▸ STATED PROBLEM: Please copy every line of the records below without changing anything.
-------- THE INPUT
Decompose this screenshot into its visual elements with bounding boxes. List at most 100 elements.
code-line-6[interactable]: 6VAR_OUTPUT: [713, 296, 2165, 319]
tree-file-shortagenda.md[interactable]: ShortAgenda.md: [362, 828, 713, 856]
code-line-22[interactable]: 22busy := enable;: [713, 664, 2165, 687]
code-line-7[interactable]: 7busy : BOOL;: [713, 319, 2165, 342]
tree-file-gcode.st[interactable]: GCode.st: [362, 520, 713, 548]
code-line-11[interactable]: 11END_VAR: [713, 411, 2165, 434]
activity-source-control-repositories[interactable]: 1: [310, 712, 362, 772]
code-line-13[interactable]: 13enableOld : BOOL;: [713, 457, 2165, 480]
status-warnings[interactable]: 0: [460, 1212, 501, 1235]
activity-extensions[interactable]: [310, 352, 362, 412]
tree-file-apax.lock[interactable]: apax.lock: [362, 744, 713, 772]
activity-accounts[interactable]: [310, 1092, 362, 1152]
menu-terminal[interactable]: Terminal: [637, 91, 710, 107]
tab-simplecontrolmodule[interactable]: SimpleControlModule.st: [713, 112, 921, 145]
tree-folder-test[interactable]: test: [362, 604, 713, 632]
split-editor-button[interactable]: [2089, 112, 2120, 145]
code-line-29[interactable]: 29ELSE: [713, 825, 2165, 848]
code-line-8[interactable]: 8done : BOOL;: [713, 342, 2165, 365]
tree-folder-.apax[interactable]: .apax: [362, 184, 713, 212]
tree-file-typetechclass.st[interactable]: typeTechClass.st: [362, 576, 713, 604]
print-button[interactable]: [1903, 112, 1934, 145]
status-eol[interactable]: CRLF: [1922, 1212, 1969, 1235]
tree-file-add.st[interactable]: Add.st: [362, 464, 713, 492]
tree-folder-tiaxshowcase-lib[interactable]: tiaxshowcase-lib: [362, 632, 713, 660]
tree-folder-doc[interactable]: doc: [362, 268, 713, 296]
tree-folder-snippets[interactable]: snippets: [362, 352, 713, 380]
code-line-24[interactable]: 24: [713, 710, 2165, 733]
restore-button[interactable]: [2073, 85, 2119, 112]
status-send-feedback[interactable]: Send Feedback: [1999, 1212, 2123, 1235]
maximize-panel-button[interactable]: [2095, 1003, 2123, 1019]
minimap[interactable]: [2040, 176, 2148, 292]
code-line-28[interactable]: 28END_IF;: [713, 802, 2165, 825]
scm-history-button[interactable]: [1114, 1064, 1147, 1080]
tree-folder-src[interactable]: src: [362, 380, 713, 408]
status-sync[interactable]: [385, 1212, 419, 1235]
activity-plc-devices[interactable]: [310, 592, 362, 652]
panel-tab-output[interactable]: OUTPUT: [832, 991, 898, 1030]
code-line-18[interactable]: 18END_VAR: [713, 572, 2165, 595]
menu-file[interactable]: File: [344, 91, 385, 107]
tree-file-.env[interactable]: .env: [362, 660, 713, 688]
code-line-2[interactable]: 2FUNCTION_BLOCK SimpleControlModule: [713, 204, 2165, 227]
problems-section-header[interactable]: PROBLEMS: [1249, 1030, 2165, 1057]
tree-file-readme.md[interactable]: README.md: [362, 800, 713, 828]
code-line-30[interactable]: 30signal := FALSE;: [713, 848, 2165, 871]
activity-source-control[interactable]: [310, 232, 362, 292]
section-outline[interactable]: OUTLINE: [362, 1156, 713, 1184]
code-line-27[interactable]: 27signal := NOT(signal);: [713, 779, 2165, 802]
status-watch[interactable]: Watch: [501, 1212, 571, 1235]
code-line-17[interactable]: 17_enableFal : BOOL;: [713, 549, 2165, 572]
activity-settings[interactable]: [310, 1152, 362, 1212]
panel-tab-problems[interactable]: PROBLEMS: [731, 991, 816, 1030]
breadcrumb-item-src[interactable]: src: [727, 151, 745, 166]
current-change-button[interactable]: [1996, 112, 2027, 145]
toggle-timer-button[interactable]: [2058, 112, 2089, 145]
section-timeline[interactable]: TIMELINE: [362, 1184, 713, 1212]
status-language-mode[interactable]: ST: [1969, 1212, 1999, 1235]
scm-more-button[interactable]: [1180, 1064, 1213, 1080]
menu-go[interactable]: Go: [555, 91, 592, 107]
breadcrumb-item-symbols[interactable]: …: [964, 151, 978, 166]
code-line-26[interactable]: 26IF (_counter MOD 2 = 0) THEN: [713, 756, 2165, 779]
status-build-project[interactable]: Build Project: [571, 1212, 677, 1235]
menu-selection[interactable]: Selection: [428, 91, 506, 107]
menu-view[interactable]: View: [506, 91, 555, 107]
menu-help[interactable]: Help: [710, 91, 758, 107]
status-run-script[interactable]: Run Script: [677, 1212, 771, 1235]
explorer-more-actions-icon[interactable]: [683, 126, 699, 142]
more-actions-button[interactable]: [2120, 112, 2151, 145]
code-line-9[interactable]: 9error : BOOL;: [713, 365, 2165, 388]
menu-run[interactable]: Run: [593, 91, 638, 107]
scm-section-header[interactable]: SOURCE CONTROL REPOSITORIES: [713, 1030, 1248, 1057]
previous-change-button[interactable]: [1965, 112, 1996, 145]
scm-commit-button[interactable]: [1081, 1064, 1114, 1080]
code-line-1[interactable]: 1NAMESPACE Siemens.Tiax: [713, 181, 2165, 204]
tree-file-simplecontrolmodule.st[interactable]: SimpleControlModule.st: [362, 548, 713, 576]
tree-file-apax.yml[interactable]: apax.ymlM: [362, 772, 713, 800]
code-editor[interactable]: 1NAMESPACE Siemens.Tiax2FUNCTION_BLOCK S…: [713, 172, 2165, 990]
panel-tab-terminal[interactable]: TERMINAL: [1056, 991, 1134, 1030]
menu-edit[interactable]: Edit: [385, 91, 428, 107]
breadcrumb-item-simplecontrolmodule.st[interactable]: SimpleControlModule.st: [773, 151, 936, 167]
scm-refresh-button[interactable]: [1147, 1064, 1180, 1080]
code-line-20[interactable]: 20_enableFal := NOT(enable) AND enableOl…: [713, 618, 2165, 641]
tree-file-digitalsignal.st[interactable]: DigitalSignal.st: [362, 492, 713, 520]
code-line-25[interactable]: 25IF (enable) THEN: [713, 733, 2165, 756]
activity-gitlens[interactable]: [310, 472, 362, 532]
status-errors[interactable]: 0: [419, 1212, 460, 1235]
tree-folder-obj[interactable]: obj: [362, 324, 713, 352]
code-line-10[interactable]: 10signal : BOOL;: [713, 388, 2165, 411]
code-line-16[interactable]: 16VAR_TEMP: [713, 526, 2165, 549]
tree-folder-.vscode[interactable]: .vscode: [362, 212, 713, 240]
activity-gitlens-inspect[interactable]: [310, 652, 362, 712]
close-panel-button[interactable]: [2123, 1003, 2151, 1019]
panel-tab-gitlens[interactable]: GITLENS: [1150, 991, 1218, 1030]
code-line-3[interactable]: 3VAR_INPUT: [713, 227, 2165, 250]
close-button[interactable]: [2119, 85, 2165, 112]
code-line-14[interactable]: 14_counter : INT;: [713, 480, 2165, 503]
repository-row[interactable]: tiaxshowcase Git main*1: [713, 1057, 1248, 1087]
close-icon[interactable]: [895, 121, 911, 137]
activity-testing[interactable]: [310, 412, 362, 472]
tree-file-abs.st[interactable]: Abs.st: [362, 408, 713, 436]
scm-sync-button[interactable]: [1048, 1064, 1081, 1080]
----------------
▸ THE SOLUTION:
Decompose this screenshot into its visual elements with bounding boxes. List at most 100 elements.
code-line-6[interactable]: 6VAR_OUTPUT: [713, 296, 2165, 319]
tree-file-shortagenda.md[interactable]: ShortAgenda.md: [362, 828, 713, 856]
code-line-22[interactable]: 22busy := enable;: [713, 664, 2165, 687]
code-line-7[interactable]: 7busy : BOOL;: [713, 319, 2165, 342]
tree-file-gcode.st[interactable]: GCode.st: [362, 520, 713, 548]
code-line-11[interactable]: 11END_VAR: [713, 411, 2165, 434]
activity-source-control-repositories[interactable]: 1: [310, 712, 362, 772]
code-line-13[interactable]: 13enableOld : BOOL;: [713, 457, 2165, 480]
status-warnings[interactable]: 0: [460, 1212, 501, 1235]
activity-extensions[interactable]: [310, 352, 362, 412]
tree-file-apax.lock[interactable]: apax.lock: [362, 744, 713, 772]
activity-accounts[interactable]: [310, 1092, 362, 1152]
menu-terminal[interactable]: Terminal: [637, 91, 710, 107]
tab-simplecontrolmodule[interactable]: SimpleControlModule.st: [713, 112, 921, 145]
tree-folder-test[interactable]: test: [362, 604, 713, 632]
split-editor-button[interactable]: [2089, 112, 2120, 145]
code-line-29[interactable]: 29ELSE: [713, 825, 2165, 848]
code-line-8[interactable]: 8done : BOOL;: [713, 342, 2165, 365]
tree-folder-.apax[interactable]: .apax: [362, 184, 713, 212]
tree-file-typetechclass.st[interactable]: typeTechClass.st: [362, 576, 713, 604]
print-button[interactable]: [1903, 112, 1934, 145]
status-eol[interactable]: CRLF: [1922, 1212, 1969, 1235]
tree-file-add.st[interactable]: Add.st: [362, 464, 713, 492]
tree-folder-tiaxshowcase-lib[interactable]: tiaxshowcase-lib: [362, 632, 713, 660]
tree-folder-doc[interactable]: doc: [362, 268, 713, 296]
tree-folder-snippets[interactable]: snippets: [362, 352, 713, 380]
code-line-24[interactable]: 24: [713, 710, 2165, 733]
restore-button[interactable]: [2073, 85, 2119, 112]
status-send-feedback[interactable]: Send Feedback: [1999, 1212, 2123, 1235]
maximize-panel-button[interactable]: [2095, 1003, 2123, 1019]
minimap[interactable]: [2040, 176, 2148, 292]
code-line-28[interactable]: 28END_IF;: [713, 802, 2165, 825]
scm-history-button[interactable]: [1114, 1064, 1147, 1080]
tree-folder-src[interactable]: src: [362, 380, 713, 408]
status-sync[interactable]: [385, 1212, 419, 1235]
activity-plc-devices[interactable]: [310, 592, 362, 652]
panel-tab-output[interactable]: OUTPUT: [832, 991, 898, 1030]
code-line-18[interactable]: 18END_VAR: [713, 572, 2165, 595]
menu-file[interactable]: File: [344, 91, 385, 107]
tree-file-.env[interactable]: .env: [362, 660, 713, 688]
code-line-2[interactable]: 2FUNCTION_BLOCK SimpleControlModule: [713, 204, 2165, 227]
problems-section-header[interactable]: PROBLEMS: [1249, 1030, 2165, 1057]
tree-file-readme.md[interactable]: README.md: [362, 800, 713, 828]
code-line-30[interactable]: 30signal := FALSE;: [713, 848, 2165, 871]
activity-source-control[interactable]: [310, 232, 362, 292]
section-outline[interactable]: OUTLINE: [362, 1156, 713, 1184]
code-line-27[interactable]: 27signal := NOT(signal);: [713, 779, 2165, 802]
status-watch[interactable]: Watch: [501, 1212, 571, 1235]
code-line-17[interactable]: 17_enableFal : BOOL;: [713, 549, 2165, 572]
activity-settings[interactable]: [310, 1152, 362, 1212]
panel-tab-problems[interactable]: PROBLEMS: [731, 991, 816, 1030]
breadcrumb-item-src[interactable]: src: [727, 151, 745, 166]
current-change-button[interactable]: [1996, 112, 2027, 145]
toggle-timer-button[interactable]: [2058, 112, 2089, 145]
section-timeline[interactable]: TIMELINE: [362, 1184, 713, 1212]
status-language-mode[interactable]: ST: [1969, 1212, 1999, 1235]
scm-more-button[interactable]: [1180, 1064, 1213, 1080]
menu-go[interactable]: Go: [555, 91, 592, 107]
breadcrumb-item-symbols[interactable]: …: [964, 151, 978, 166]
code-line-26[interactable]: 26IF (_counter MOD 2 = 0) THEN: [713, 756, 2165, 779]
status-build-project[interactable]: Build Project: [571, 1212, 677, 1235]
menu-selection[interactable]: Selection: [428, 91, 506, 107]
menu-view[interactable]: View: [506, 91, 555, 107]
menu-help[interactable]: Help: [710, 91, 758, 107]
status-run-script[interactable]: Run Script: [677, 1212, 771, 1235]
explorer-more-actions-icon[interactable]: [683, 126, 699, 142]
more-actions-button[interactable]: [2120, 112, 2151, 145]
code-line-9[interactable]: 9error : BOOL;: [713, 365, 2165, 388]
menu-run[interactable]: Run: [593, 91, 638, 107]
scm-section-header[interactable]: SOURCE CONTROL REPOSITORIES: [713, 1030, 1248, 1057]
previous-change-button[interactable]: [1965, 112, 1996, 145]
scm-commit-button[interactable]: [1081, 1064, 1114, 1080]
code-line-1[interactable]: 1NAMESPACE Siemens.Tiax: [713, 181, 2165, 204]
tree-file-simplecontrolmodule.st[interactable]: SimpleControlModule.st: [362, 548, 713, 576]
tree-file-apax.yml[interactable]: apax.ymlM: [362, 772, 713, 800]
code-editor[interactable]: 1NAMESPACE Siemens.Tiax2FUNCTION_BLOCK S…: [713, 172, 2165, 990]
panel-tab-terminal[interactable]: TERMINAL: [1056, 991, 1134, 1030]
menu-edit[interactable]: Edit: [385, 91, 428, 107]
breadcrumb-item-simplecontrolmodule.st[interactable]: SimpleControlModule.st: [773, 151, 936, 167]
scm-refresh-button[interactable]: [1147, 1064, 1180, 1080]
code-line-20[interactable]: 20_enableFal := NOT(enable) AND enableOl…: [713, 618, 2165, 641]
tree-file-digitalsignal.st[interactable]: DigitalSignal.st: [362, 492, 713, 520]
code-line-25[interactable]: 25IF (enable) THEN: [713, 733, 2165, 756]
activity-gitlens[interactable]: [310, 472, 362, 532]
status-errors[interactable]: 0: [419, 1212, 460, 1235]
tree-folder-obj[interactable]: obj: [362, 324, 713, 352]
code-line-10[interactable]: 10signal : BOOL;: [713, 388, 2165, 411]
code-line-16[interactable]: 16VAR_TEMP: [713, 526, 2165, 549]
tree-folder-.vscode[interactable]: .vscode: [362, 212, 713, 240]
activity-gitlens-inspect[interactable]: [310, 652, 362, 712]
close-panel-button[interactable]: [2123, 1003, 2151, 1019]
panel-tab-gitlens[interactable]: GITLENS: [1150, 991, 1218, 1030]
code-line-3[interactable]: 3VAR_INPUT: [713, 227, 2165, 250]
close-button[interactable]: [2119, 85, 2165, 112]
code-line-14[interactable]: 14_counter : INT;: [713, 480, 2165, 503]
repository-row[interactable]: tiaxshowcase Git main*1: [713, 1057, 1248, 1087]
close-icon[interactable]: [895, 121, 911, 137]
activity-testing[interactable]: [310, 412, 362, 472]
tree-file-abs.st[interactable]: Abs.st: [362, 408, 713, 436]
scm-sync-button[interactable]: [1048, 1064, 1081, 1080]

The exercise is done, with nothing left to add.